## [Record excerpts]
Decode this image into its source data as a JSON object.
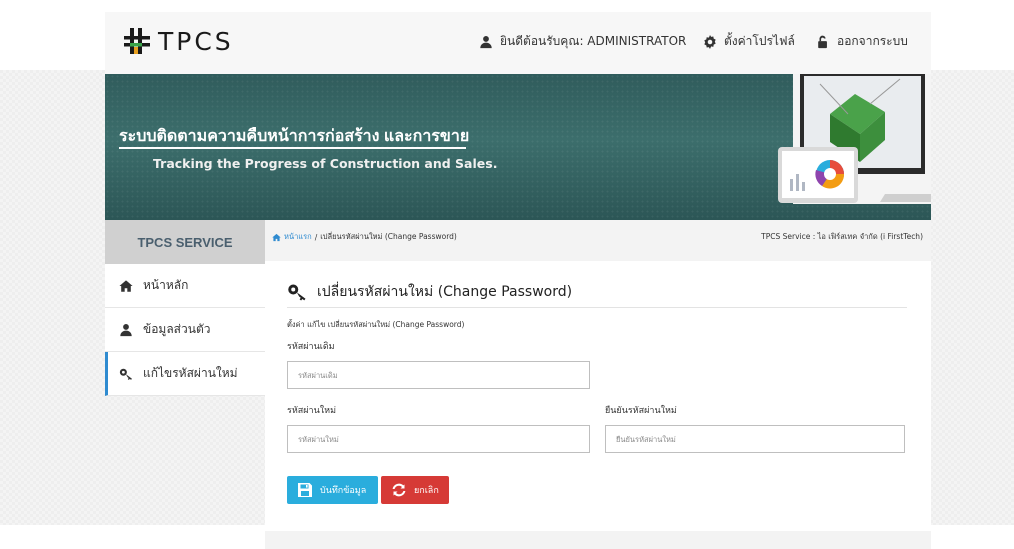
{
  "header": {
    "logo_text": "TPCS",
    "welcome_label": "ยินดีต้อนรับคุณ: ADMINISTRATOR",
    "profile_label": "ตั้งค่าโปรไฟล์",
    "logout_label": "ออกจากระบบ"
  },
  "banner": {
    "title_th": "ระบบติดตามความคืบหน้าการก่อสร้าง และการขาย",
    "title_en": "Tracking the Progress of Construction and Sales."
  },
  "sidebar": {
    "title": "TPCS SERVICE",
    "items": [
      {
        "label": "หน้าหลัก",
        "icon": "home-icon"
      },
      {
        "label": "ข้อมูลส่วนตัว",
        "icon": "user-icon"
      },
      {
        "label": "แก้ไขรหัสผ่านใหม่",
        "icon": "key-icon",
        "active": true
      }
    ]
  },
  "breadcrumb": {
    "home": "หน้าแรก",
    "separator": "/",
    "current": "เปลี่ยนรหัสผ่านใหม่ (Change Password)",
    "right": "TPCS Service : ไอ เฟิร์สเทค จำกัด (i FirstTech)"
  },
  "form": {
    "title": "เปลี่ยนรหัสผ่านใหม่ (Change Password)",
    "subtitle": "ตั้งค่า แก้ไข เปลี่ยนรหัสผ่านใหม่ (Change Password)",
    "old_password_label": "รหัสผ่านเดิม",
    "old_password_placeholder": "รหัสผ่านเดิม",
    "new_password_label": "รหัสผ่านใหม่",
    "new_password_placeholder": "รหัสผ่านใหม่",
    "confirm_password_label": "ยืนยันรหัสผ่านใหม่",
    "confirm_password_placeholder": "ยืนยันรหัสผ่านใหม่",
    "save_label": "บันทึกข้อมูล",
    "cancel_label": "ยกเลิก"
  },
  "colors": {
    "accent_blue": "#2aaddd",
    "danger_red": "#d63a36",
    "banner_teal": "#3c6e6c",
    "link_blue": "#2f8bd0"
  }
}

## [What you have to do]
Copy out every line with the word "านเด".

## [Reply]
    "old_password_label": "รหัสผ่านเดิม",
    "old_password_placeholder": "รหัสผ่านเดิม",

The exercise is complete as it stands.